**PROBLEM STATEMENT:**
Reproduce the lines below word for word, omitting the pictures.

**DATA ROWS:**

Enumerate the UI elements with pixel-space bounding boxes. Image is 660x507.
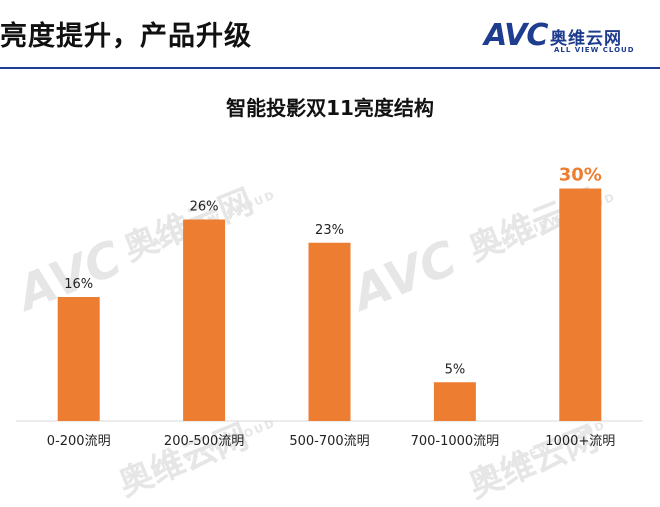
category-label: 500-700流明 (289, 434, 369, 449)
avc-logo: AVC 奥维云网 ALL VIEW CLOUD (484, 18, 644, 62)
bar (308, 242, 351, 421)
data-label: 30% (559, 165, 602, 186)
logo-name-en: ALL VIEW CLOUD (554, 46, 635, 54)
logo-name-cn: 奥维云网 (550, 29, 622, 49)
bar (559, 188, 602, 421)
data-label: 23% (315, 223, 344, 238)
bar (433, 382, 476, 421)
data-label: 5% (445, 362, 466, 377)
data-label: 26% (190, 200, 219, 215)
category-label: 200-500流明 (164, 434, 244, 449)
category-label: 1000+流明 (545, 434, 615, 449)
bar-series: 16% 0-200流明 26% 200-500流明 23% 500-700流明 5% 700-… (16, 165, 643, 449)
category-label: 700-1000流明 (411, 434, 500, 449)
bar (183, 219, 226, 421)
data-label: 16% (64, 277, 93, 292)
category-label: 0-200流明 (47, 434, 111, 449)
logo-mark: AVC (484, 18, 548, 53)
slide-title: 亮度提升，产品升级 (0, 21, 252, 52)
chart-title: 智能投影双11亮度结构 (226, 96, 434, 120)
bar-chart: 智能投影双11亮度结构 16% 0-200流明 26% 200-500流明 23% 500… (16, 96, 643, 449)
bar (57, 297, 100, 421)
header-rule (0, 67, 660, 69)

**THE SOLUTION:**
Enumerate the UI elements with pixel-space bounding boxes. Image is 660x507.
category-label: 500-700流明 (289, 434, 369, 449)
avc-logo: AVC 奥维云网 ALL VIEW CLOUD (484, 18, 644, 62)
bar (308, 242, 351, 421)
data-label: 30% (559, 165, 602, 186)
logo-name-en: ALL VIEW CLOUD (554, 46, 635, 54)
logo-name-cn: 奥维云网 (550, 29, 622, 49)
bar (559, 188, 602, 421)
data-label: 23% (315, 223, 344, 238)
bar (433, 382, 476, 421)
data-label: 5% (445, 362, 466, 377)
data-label: 26% (190, 200, 219, 215)
category-label: 200-500流明 (164, 434, 244, 449)
category-label: 1000+流明 (545, 434, 615, 449)
bar-series: 16% 0-200流明 26% 200-500流明 23% 500-700流明 5% 700-… (16, 165, 643, 449)
category-label: 700-1000流明 (411, 434, 500, 449)
bar (183, 219, 226, 421)
data-label: 16% (64, 277, 93, 292)
category-label: 0-200流明 (47, 434, 111, 449)
logo-mark: AVC (484, 18, 548, 53)
slide-title: 亮度提升，产品升级 (0, 21, 252, 52)
chart-title: 智能投影双11亮度结构 (226, 96, 434, 120)
bar-chart: 智能投影双11亮度结构 16% 0-200流明 26% 200-500流明 23% 500… (16, 96, 643, 449)
bar (57, 297, 100, 421)
header-rule (0, 67, 660, 69)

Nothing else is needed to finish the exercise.